Short problem:
Locate and copy all lines bearing the word "denrées".
-------- Data extract --------
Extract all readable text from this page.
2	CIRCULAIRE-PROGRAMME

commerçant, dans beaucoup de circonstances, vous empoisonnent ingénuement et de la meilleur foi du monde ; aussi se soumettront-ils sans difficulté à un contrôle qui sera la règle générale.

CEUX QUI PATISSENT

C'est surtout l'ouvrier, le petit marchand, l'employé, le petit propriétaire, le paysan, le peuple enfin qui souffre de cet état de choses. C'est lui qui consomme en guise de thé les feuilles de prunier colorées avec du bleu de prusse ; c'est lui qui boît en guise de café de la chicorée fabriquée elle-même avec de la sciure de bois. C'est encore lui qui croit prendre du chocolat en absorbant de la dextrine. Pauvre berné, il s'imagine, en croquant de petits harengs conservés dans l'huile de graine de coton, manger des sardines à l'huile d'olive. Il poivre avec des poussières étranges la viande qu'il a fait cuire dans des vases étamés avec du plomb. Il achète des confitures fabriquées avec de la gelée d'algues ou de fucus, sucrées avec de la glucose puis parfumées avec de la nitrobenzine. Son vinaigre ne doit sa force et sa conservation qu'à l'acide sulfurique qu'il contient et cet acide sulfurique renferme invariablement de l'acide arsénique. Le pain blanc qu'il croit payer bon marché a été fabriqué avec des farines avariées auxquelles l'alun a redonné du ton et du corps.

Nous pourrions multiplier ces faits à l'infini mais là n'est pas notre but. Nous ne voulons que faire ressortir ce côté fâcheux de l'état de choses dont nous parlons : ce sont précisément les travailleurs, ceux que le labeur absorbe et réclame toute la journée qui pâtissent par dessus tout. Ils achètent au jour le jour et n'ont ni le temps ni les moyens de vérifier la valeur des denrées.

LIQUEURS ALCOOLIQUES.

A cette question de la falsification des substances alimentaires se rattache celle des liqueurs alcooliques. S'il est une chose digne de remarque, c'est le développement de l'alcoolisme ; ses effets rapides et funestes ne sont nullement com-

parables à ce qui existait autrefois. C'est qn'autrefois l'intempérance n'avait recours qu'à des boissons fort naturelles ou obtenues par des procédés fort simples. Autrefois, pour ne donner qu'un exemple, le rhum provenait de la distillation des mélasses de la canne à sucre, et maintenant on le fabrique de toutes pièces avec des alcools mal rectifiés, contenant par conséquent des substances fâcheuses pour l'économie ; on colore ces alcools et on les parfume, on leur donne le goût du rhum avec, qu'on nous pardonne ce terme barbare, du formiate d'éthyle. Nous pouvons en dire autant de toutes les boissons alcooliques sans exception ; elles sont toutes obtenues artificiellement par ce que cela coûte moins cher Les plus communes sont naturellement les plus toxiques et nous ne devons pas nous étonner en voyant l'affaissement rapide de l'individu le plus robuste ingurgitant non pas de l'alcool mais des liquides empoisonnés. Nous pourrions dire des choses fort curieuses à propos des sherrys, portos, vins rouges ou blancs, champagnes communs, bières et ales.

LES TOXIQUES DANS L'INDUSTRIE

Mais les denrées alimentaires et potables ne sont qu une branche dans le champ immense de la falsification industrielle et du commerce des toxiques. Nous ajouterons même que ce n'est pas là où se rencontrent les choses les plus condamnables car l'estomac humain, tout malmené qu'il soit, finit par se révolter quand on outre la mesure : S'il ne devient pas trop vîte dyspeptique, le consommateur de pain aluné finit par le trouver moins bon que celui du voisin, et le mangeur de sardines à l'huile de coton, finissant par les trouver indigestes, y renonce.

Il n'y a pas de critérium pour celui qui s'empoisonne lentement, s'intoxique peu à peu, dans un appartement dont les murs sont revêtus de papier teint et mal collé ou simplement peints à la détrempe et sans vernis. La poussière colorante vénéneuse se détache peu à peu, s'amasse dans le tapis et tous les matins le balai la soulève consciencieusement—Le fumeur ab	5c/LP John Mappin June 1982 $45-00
--------
Output for this task:
Nous pourrions multiplier ces faits à l'infini mais là n'est pas notre but. Nous ne voulons que faire ressortir ce côté fâcheux de l'état de choses dont nous parlons : ce sont précisément les travailleurs, ceux que le labeur absorbe et réclame toute la journée qui pâtissent par dessus tout. Ils achètent au jour le jour et n'ont ni le temps ni les moyens de vérifier la valeur des denrées.
Mais les denrées alimentaires et potables ne sont qu une branche dans le champ immense de la falsification industrielle et du commerce des toxiques. Nous ajouterons même que ce n'est pas là où se rencontrent les choses les plus condamnables car l'estomac humain, tout malmené qu'il soit, finit par se révolter quand on outre la mesure : S'il ne devient pas trop vîte dyspeptique, le consommateur de pain aluné finit par le trouver moins bon que celui du voisin, et le mangeur de sardines à l'huile de coton, finissant par les trouver indigestes, y renonce.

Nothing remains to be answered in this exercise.